- WHAT YOU WILL DO:
Answer with nothing except the number of lines that contain the word "costs".

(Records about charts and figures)
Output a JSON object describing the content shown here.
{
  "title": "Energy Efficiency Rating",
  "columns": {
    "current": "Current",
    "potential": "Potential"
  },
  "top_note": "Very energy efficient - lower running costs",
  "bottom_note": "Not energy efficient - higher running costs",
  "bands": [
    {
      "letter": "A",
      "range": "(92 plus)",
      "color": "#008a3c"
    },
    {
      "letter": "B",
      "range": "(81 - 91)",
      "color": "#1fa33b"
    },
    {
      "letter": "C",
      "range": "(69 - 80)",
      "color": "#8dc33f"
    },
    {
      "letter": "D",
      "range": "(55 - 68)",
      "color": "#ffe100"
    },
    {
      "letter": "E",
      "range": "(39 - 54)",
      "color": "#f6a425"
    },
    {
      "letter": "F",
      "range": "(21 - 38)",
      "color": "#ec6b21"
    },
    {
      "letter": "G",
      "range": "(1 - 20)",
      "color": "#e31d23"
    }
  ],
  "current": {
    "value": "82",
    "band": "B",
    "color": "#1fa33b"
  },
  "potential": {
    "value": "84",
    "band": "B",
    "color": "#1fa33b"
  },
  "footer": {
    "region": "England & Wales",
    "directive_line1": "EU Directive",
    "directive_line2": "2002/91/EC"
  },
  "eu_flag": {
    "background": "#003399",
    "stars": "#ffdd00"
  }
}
...
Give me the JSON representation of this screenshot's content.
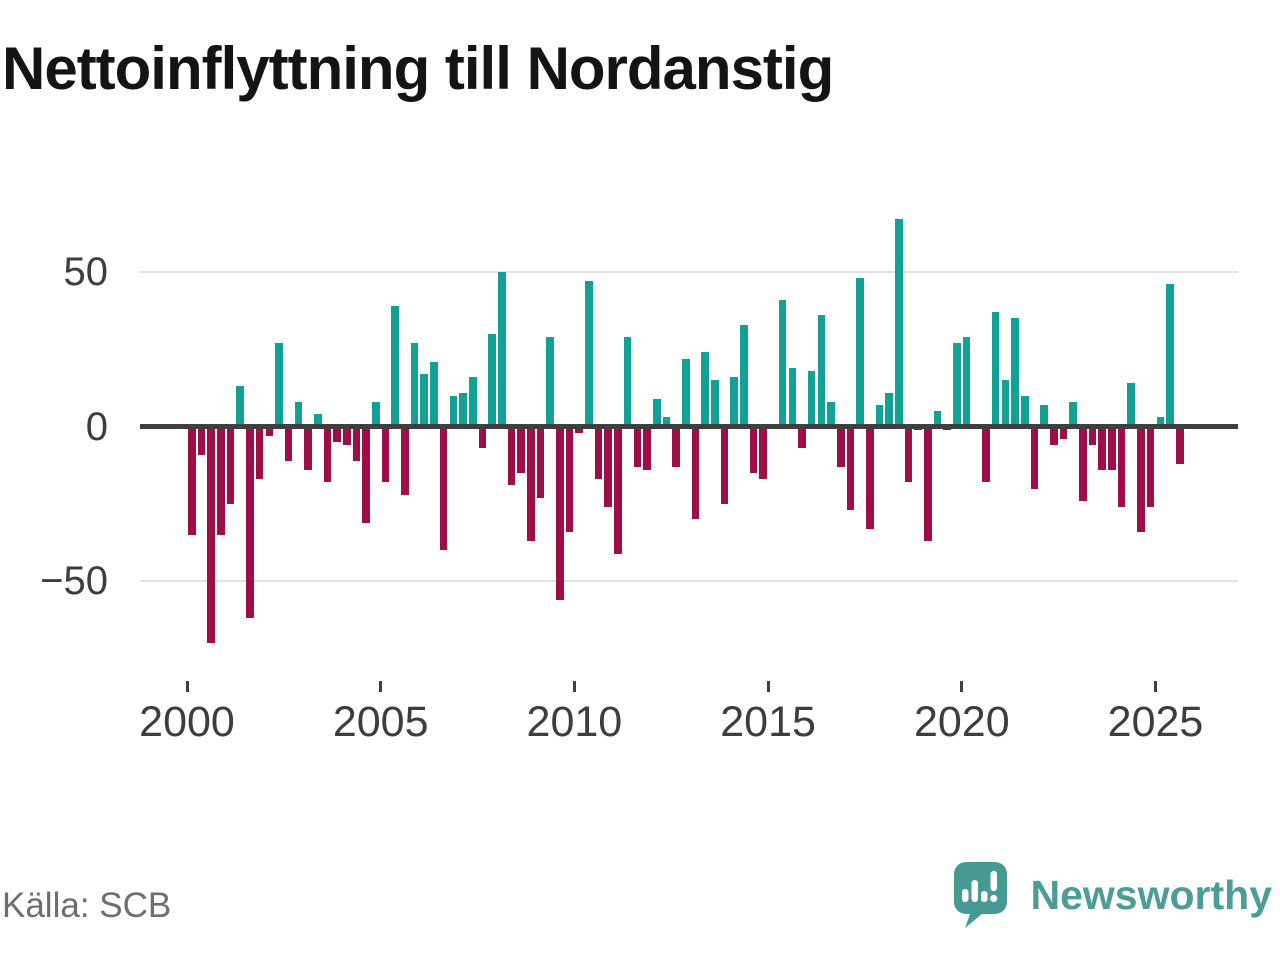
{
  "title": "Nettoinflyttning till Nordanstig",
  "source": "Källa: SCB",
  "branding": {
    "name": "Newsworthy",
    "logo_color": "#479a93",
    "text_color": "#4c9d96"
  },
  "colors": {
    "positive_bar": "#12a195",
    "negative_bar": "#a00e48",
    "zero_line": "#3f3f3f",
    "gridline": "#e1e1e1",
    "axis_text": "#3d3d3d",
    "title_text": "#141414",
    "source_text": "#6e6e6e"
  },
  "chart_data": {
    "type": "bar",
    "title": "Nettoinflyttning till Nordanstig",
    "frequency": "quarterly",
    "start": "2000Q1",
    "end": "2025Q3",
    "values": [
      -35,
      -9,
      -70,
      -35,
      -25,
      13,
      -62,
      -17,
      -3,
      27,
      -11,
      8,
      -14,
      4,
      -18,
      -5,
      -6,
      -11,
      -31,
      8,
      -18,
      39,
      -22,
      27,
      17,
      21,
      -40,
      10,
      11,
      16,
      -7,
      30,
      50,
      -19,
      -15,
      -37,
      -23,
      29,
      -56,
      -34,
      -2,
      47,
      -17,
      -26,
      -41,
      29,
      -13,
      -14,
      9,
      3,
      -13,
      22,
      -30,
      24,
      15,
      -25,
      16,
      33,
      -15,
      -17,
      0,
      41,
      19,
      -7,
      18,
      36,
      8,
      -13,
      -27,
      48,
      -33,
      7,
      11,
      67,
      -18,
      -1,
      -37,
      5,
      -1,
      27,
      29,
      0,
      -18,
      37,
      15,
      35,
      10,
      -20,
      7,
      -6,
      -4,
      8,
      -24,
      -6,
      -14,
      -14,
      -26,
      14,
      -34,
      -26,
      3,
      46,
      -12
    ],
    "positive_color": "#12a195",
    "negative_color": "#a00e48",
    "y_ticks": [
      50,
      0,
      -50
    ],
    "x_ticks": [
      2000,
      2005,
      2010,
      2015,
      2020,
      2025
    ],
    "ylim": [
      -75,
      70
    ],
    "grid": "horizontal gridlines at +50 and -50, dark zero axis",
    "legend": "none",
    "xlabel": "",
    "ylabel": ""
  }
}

- RESULT OF THE TASK:
2